**Aim**
Carry none of the pictures over; write out the complete data exactly.

[Dataset items]
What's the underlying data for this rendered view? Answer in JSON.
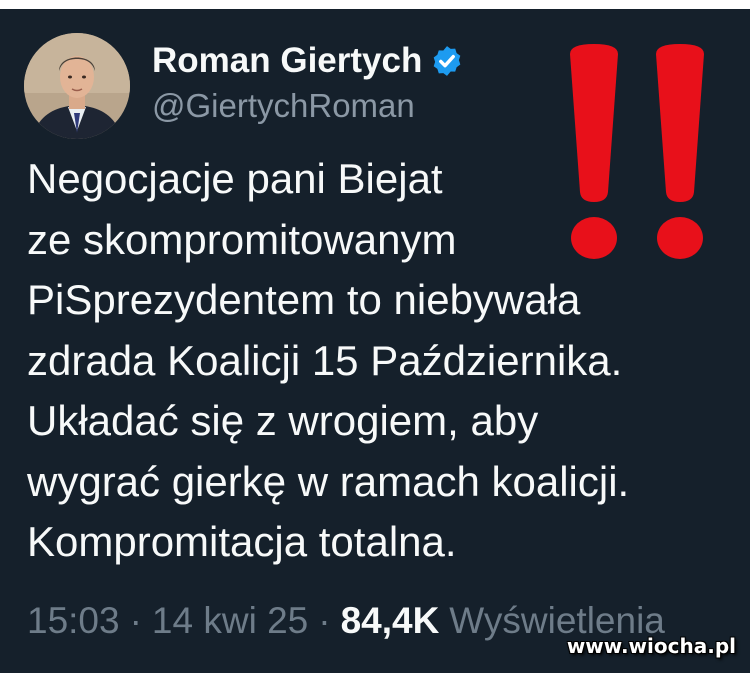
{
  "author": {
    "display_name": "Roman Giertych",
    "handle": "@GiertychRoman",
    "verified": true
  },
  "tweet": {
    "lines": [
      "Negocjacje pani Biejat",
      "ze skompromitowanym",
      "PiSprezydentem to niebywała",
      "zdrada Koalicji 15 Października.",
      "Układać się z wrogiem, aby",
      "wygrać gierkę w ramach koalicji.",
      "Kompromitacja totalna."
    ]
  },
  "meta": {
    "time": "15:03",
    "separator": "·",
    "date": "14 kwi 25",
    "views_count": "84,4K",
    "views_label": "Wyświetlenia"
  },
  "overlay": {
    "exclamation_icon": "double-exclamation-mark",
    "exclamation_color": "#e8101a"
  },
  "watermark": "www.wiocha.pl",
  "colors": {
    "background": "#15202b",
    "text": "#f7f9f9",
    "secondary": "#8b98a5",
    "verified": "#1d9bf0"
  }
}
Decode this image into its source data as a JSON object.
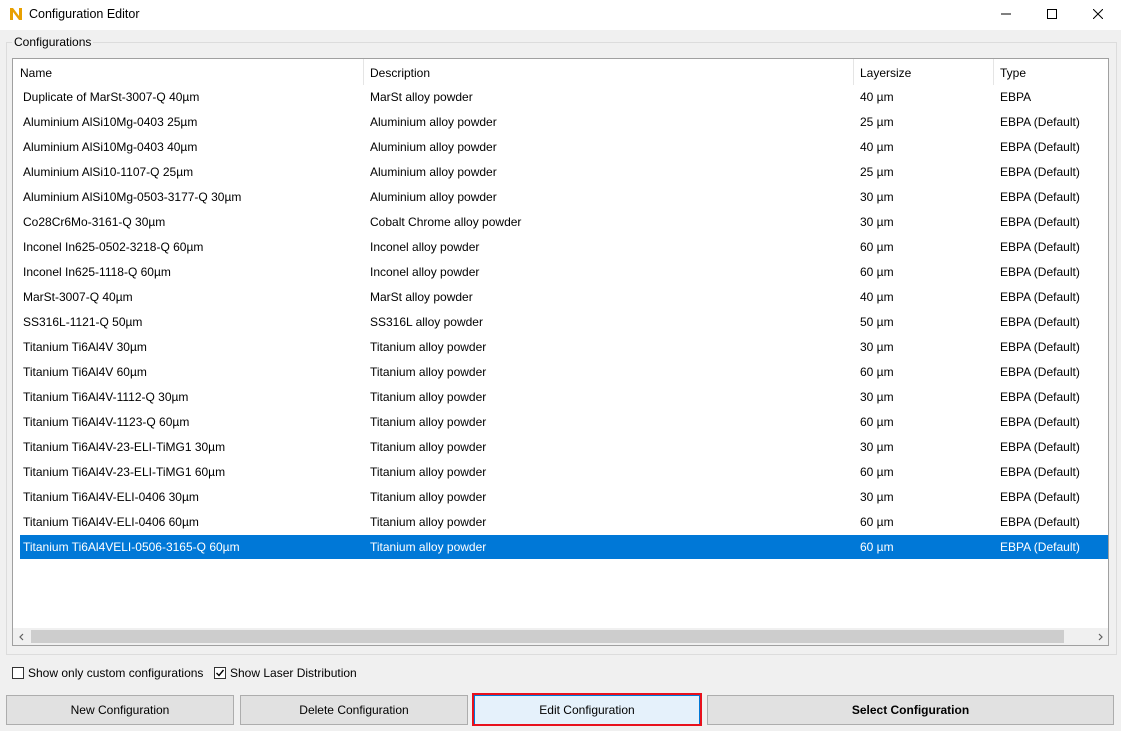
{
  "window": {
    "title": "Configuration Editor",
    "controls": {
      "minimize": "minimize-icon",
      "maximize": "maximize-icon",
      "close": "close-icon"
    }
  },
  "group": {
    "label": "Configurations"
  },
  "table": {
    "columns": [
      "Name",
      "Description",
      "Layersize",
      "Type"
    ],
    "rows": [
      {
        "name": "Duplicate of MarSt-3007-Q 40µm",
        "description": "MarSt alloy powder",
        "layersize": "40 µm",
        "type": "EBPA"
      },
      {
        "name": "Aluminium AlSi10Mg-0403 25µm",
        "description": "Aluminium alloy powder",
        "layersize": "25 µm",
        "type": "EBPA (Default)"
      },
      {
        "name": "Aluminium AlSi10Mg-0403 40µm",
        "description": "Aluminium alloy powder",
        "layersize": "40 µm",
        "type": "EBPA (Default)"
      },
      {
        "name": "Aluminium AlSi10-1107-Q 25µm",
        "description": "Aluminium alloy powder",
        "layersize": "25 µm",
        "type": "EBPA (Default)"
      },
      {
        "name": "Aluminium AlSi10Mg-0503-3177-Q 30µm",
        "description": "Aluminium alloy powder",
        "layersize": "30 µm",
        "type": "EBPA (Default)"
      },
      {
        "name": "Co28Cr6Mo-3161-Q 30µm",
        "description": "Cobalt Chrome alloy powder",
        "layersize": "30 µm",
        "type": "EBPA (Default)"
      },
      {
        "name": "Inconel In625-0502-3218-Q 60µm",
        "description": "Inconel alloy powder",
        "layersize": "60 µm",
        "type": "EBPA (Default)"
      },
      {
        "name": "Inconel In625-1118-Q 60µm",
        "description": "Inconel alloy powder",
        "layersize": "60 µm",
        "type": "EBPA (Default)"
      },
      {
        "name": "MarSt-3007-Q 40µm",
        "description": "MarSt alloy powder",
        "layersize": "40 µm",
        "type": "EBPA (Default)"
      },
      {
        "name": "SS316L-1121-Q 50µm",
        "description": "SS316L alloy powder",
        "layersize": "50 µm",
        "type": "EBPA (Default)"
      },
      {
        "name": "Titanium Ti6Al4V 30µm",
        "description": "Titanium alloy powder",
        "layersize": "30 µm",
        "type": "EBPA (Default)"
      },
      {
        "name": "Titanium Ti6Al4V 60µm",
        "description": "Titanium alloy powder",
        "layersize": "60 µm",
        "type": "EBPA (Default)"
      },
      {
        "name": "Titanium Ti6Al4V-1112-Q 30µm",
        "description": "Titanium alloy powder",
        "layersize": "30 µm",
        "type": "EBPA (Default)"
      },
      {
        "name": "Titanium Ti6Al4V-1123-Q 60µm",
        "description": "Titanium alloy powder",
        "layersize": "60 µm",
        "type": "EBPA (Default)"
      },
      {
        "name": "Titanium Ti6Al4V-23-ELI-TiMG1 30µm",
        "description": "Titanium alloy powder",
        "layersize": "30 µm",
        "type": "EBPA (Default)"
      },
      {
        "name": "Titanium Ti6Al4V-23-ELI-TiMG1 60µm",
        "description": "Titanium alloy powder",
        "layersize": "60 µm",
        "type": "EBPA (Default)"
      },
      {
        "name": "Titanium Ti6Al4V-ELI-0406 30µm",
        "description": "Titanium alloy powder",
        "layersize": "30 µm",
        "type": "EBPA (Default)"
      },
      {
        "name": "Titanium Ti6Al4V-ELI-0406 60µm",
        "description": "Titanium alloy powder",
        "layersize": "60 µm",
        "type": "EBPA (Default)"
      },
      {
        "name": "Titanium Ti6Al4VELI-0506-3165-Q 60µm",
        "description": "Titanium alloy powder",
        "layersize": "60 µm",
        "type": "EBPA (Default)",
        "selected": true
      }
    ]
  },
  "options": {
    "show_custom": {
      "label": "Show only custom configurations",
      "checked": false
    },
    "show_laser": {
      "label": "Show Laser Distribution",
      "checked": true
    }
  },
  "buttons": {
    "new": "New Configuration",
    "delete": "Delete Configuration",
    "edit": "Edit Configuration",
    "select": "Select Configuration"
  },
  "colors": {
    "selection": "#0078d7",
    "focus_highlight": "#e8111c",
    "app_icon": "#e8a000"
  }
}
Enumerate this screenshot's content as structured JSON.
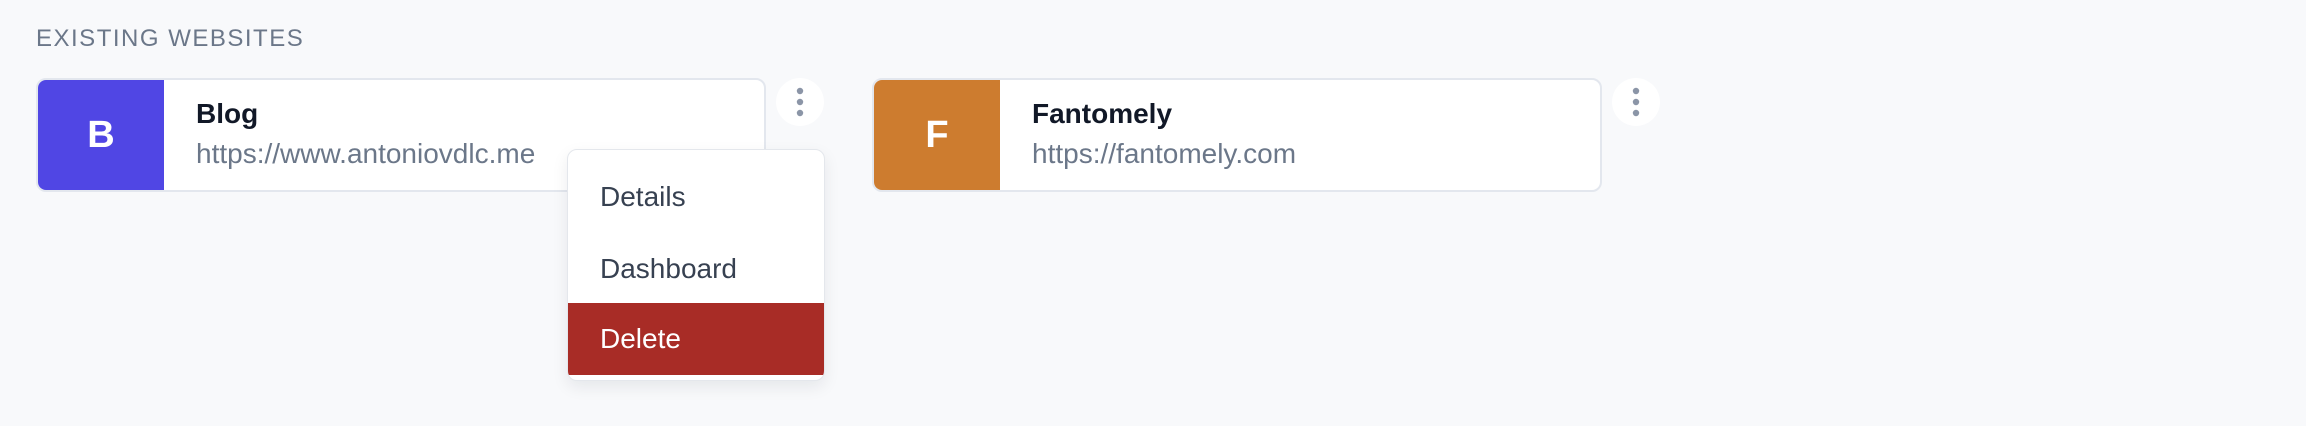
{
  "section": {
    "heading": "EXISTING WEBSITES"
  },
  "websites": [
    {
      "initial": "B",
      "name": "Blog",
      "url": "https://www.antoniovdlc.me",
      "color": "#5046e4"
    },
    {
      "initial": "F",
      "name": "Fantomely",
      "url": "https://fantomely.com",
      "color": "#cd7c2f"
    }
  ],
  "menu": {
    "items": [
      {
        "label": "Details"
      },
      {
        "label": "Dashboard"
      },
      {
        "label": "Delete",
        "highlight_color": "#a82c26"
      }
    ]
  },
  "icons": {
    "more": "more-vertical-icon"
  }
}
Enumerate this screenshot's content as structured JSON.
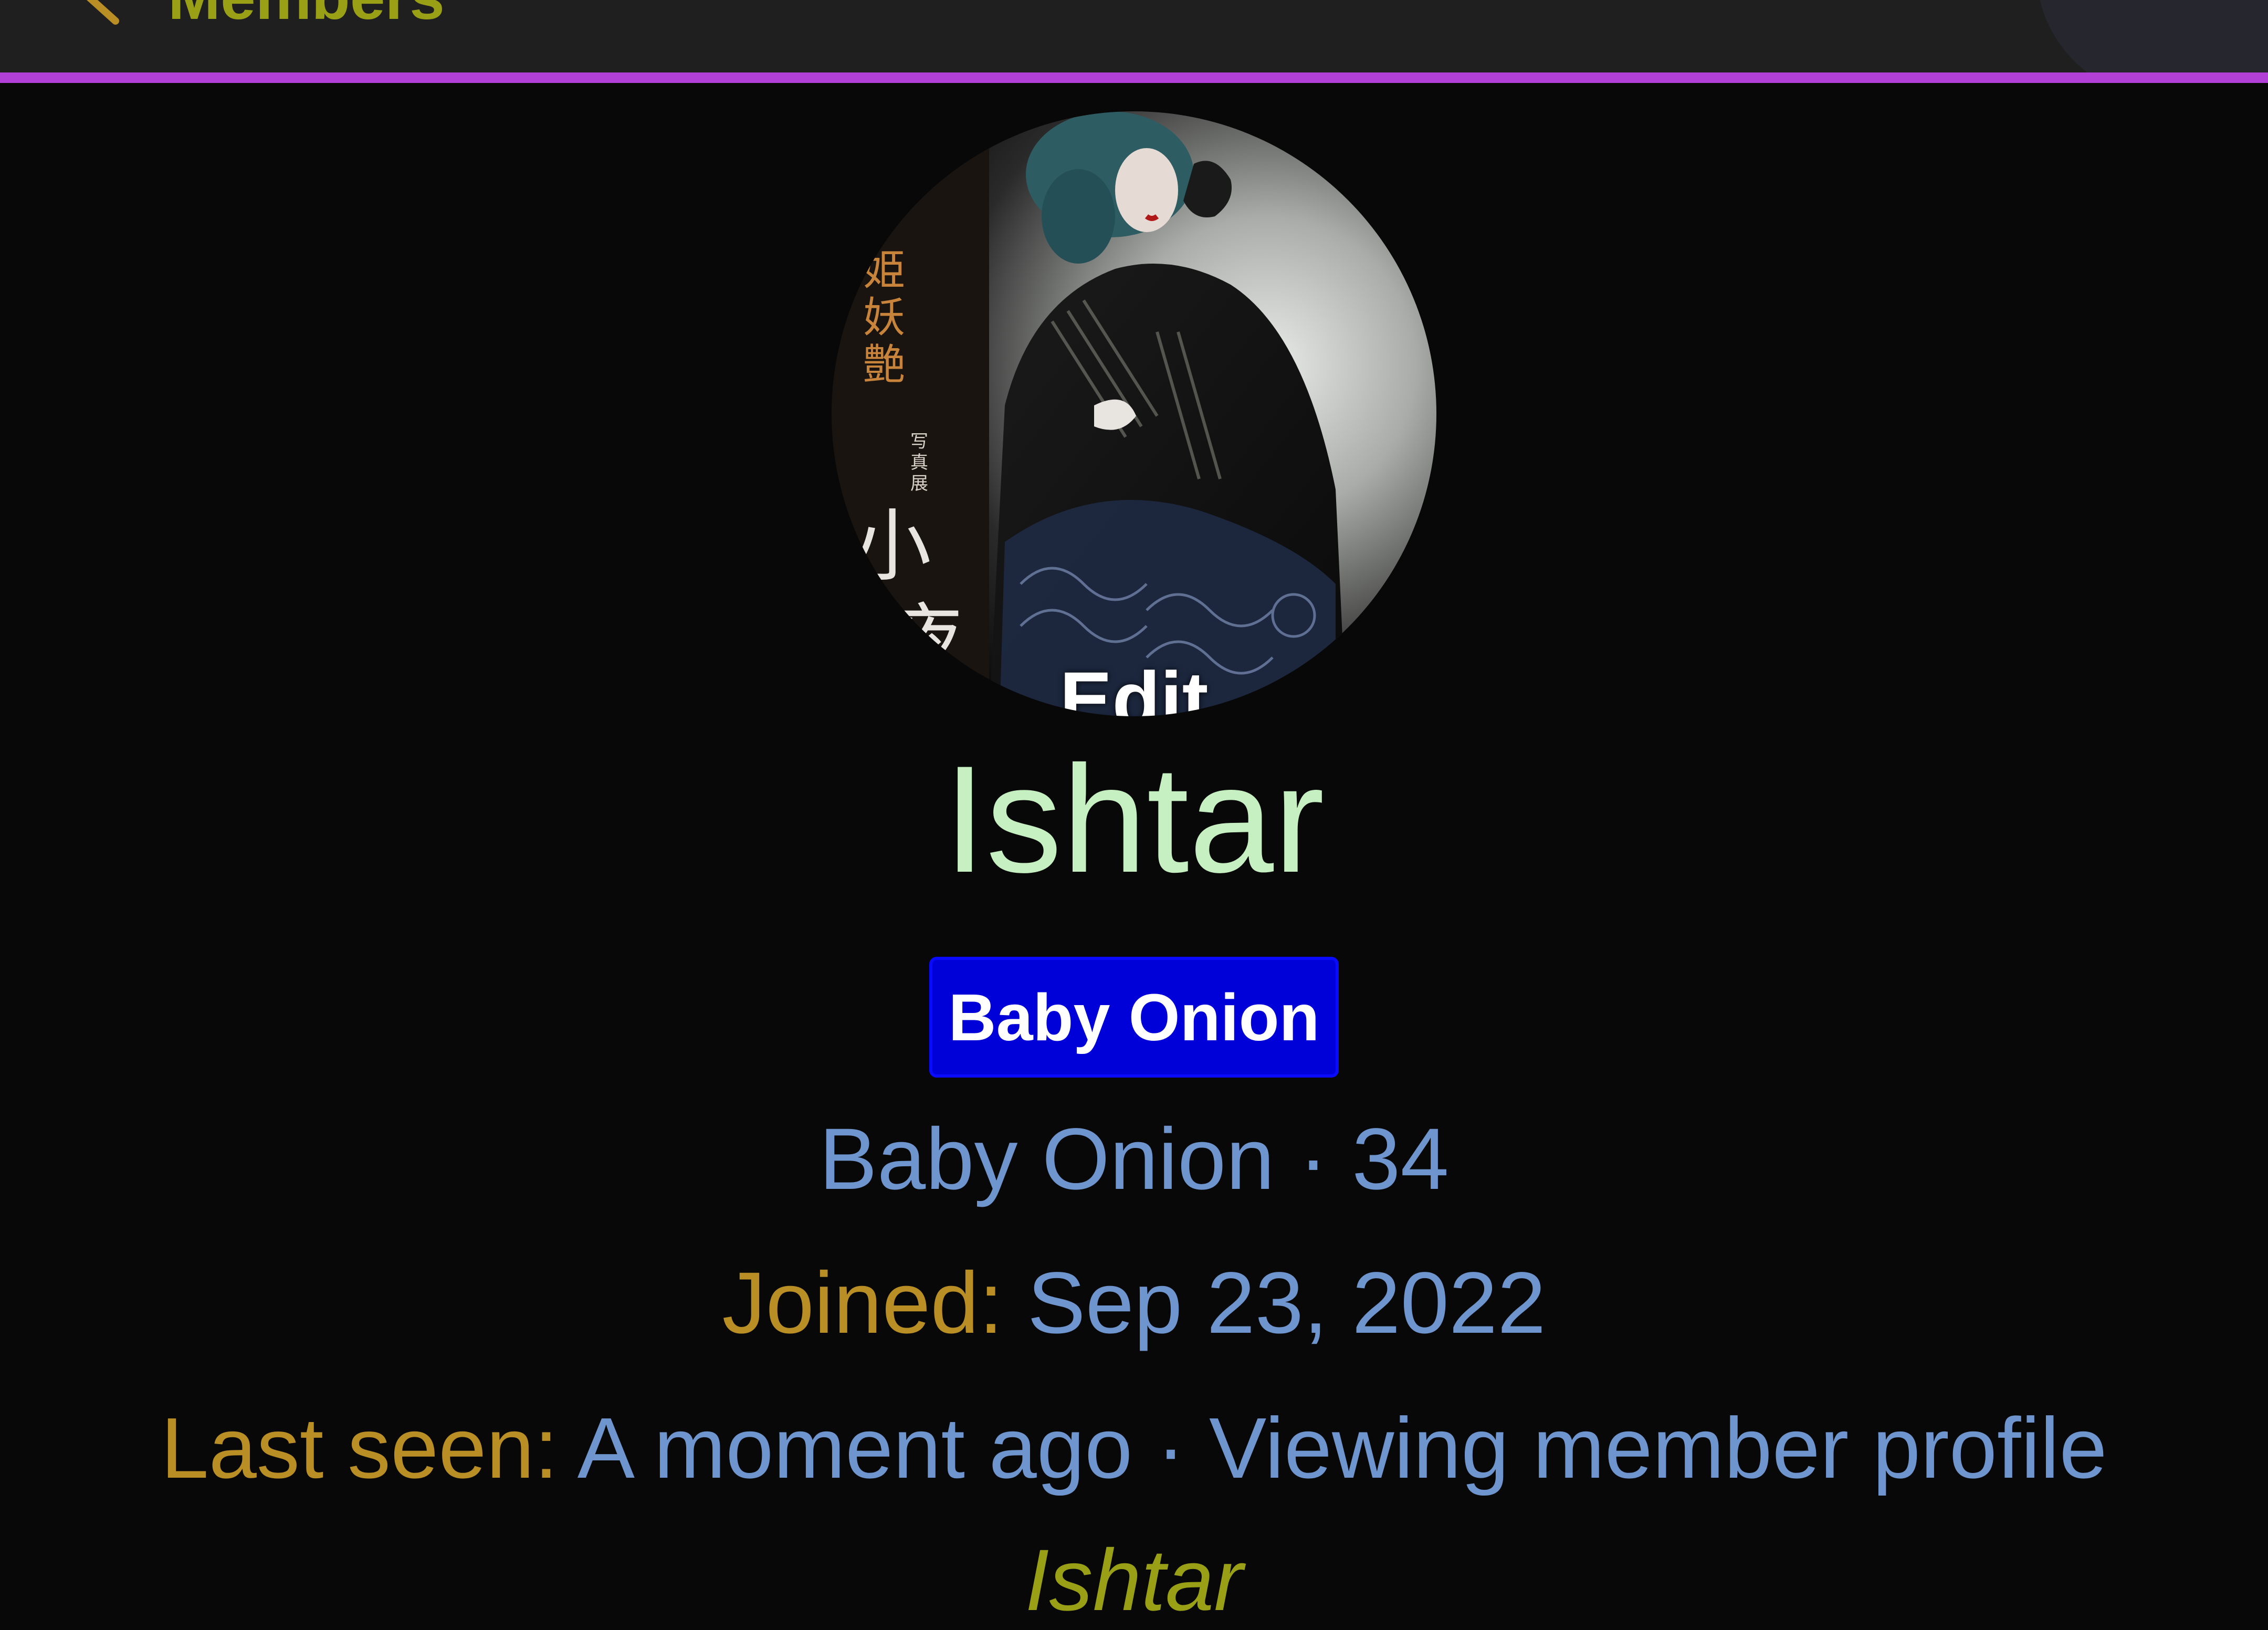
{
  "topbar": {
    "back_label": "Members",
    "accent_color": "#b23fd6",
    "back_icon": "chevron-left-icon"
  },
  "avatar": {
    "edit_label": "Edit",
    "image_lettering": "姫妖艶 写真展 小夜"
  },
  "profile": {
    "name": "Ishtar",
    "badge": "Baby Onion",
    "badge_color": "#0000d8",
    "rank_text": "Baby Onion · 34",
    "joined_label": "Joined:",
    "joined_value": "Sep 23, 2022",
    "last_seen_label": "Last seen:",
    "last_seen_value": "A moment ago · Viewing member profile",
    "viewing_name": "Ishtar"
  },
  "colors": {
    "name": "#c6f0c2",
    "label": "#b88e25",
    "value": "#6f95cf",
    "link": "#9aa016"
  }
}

**Exercise answer**
What's the underlying data for this rendered view? Answer in JSON.
{
  "author": {
    "display_name": "Roman Giertych",
    "handle": "@GiertychRoman",
    "verified": true
  },
  "tweet": {
    "lines": [
      "Negocjacje pani Biejat",
      "ze skompromitowanym",
      "PiSprezydentem to niebywała",
      "zdrada Koalicji 15 Października.",
      "Układać się z wrogiem, aby",
      "wygrać gierkę w ramach koalicji.",
      "Kompromitacja totalna."
    ]
  },
  "meta": {
    "time": "15:03",
    "separator": "·",
    "date": "14 kwi 25",
    "views_count": "84,4K",
    "views_label": "Wyświetlenia"
  },
  "overlay": {
    "exclamation_icon": "double-exclamation-mark",
    "exclamation_color": "#e8101a"
  },
  "watermark": "www.wiocha.pl",
  "colors": {
    "background": "#15202b",
    "text": "#f7f9f9",
    "secondary": "#8b98a5",
    "verified": "#1d9bf0"
  }
}
Decode this image into its source data as a JSON object.
{
  "window": {
    "title": "Configuration Editor",
    "controls": {
      "minimize": "minimize-icon",
      "maximize": "maximize-icon",
      "close": "close-icon"
    }
  },
  "group": {
    "label": "Configurations"
  },
  "table": {
    "columns": [
      "Name",
      "Description",
      "Layersize",
      "Type"
    ],
    "rows": [
      {
        "name": "Duplicate of MarSt-3007-Q 40µm",
        "description": "MarSt alloy powder",
        "layersize": "40 µm",
        "type": "EBPA"
      },
      {
        "name": "Aluminium AlSi10Mg-0403 25µm",
        "description": "Aluminium alloy powder",
        "layersize": "25 µm",
        "type": "EBPA (Default)"
      },
      {
        "name": "Aluminium AlSi10Mg-0403 40µm",
        "description": "Aluminium alloy powder",
        "layersize": "40 µm",
        "type": "EBPA (Default)"
      },
      {
        "name": "Aluminium AlSi10-1107-Q 25µm",
        "description": "Aluminium alloy powder",
        "layersize": "25 µm",
        "type": "EBPA (Default)"
      },
      {
        "name": "Aluminium AlSi10Mg-0503-3177-Q 30µm",
        "description": "Aluminium alloy powder",
        "layersize": "30 µm",
        "type": "EBPA (Default)"
      },
      {
        "name": "Co28Cr6Mo-3161-Q 30µm",
        "description": "Cobalt Chrome alloy powder",
        "layersize": "30 µm",
        "type": "EBPA (Default)"
      },
      {
        "name": "Inconel In625-0502-3218-Q 60µm",
        "description": "Inconel alloy powder",
        "layersize": "60 µm",
        "type": "EBPA (Default)"
      },
      {
        "name": "Inconel In625-1118-Q 60µm",
        "description": "Inconel alloy powder",
        "layersize": "60 µm",
        "type": "EBPA (Default)"
      },
      {
        "name": "MarSt-3007-Q 40µm",
        "description": "MarSt alloy powder",
        "layersize": "40 µm",
        "type": "EBPA (Default)"
      },
      {
        "name": "SS316L-1121-Q 50µm",
        "description": "SS316L alloy powder",
        "layersize": "50 µm",
        "type": "EBPA (Default)"
      },
      {
        "name": "Titanium Ti6Al4V 30µm",
        "description": "Titanium alloy powder",
        "layersize": "30 µm",
        "type": "EBPA (Default)"
      },
      {
        "name": "Titanium Ti6Al4V 60µm",
        "description": "Titanium alloy powder",
        "layersize": "60 µm",
        "type": "EBPA (Default)"
      },
      {
        "name": "Titanium Ti6Al4V-1112-Q 30µm",
        "description": "Titanium alloy powder",
        "layersize": "30 µm",
        "type": "EBPA (Default)"
      },
      {
        "name": "Titanium Ti6Al4V-1123-Q 60µm",
        "description": "Titanium alloy powder",
        "layersize": "60 µm",
        "type": "EBPA (Default)"
      },
      {
        "name": "Titanium Ti6Al4V-23-ELI-TiMG1 30µm",
        "description": "Titanium alloy powder",
        "layersize": "30 µm",
        "type": "EBPA (Default)"
      },
      {
        "name": "Titanium Ti6Al4V-23-ELI-TiMG1 60µm",
        "description": "Titanium alloy powder",
        "layersize": "60 µm",
        "type": "EBPA (Default)"
      },
      {
        "name": "Titanium Ti6Al4V-ELI-0406 30µm",
        "description": "Titanium alloy powder",
        "layersize": "30 µm",
        "type": "EBPA (Default)"
      },
      {
        "name": "Titanium Ti6Al4V-ELI-0406 60µm",
        "description": "Titanium alloy powder",
        "layersize": "60 µm",
        "type": "EBPA (Default)"
      },
      {
        "name": "Titanium Ti6Al4VELI-0506-3165-Q 60µm",
        "description": "Titanium alloy powder",
        "layersize": "60 µm",
        "type": "EBPA (Default)",
        "selected": true
      }
    ]
  },
  "options": {
    "show_custom": {
      "label": "Show only custom configurations",
      "checked": false
    },
    "show_laser": {
      "label": "Show Laser Distribution",
      "checked": true
    }
  },
  "buttons": {
    "new": "New Configuration",
    "delete": "Delete Configuration",
    "edit": "Edit Configuration",
    "select": "Select Configuration"
  },
  "colors": {
    "selection": "#0078d7",
    "focus_highlight": "#e8111c",
    "app_icon": "#e8a000"
  }
}
Enumerate this screenshot's content as structured JSON.
{
  "section": {
    "heading": "EXISTING WEBSITES"
  },
  "websites": [
    {
      "initial": "B",
      "name": "Blog",
      "url": "https://www.antoniovdlc.me",
      "color": "#5046e4"
    },
    {
      "initial": "F",
      "name": "Fantomely",
      "url": "https://fantomely.com",
      "color": "#cd7c2f"
    }
  ],
  "menu": {
    "items": [
      {
        "label": "Details"
      },
      {
        "label": "Dashboard"
      },
      {
        "label": "Delete",
        "highlight_color": "#a82c26"
      }
    ]
  },
  "icons": {
    "more": "more-vertical-icon"
  }
}
Enumerate this screenshot's content as structured JSON.
{
  "topbar": {
    "back_label": "Members",
    "accent_color": "#b23fd6",
    "back_icon": "chevron-left-icon"
  },
  "avatar": {
    "edit_label": "Edit",
    "image_lettering": "姫妖艶 写真展 小夜"
  },
  "profile": {
    "name": "Ishtar",
    "badge": "Baby Onion",
    "badge_color": "#0000d8",
    "rank_text": "Baby Onion · 34",
    "joined_label": "Joined:",
    "joined_value": "Sep 23, 2022",
    "last_seen_label": "Last seen:",
    "last_seen_value": "A moment ago · Viewing member profile",
    "viewing_name": "Ishtar"
  },
  "colors": {
    "name": "#c6f0c2",
    "label": "#b88e25",
    "value": "#6f95cf",
    "link": "#9aa016"
  }
}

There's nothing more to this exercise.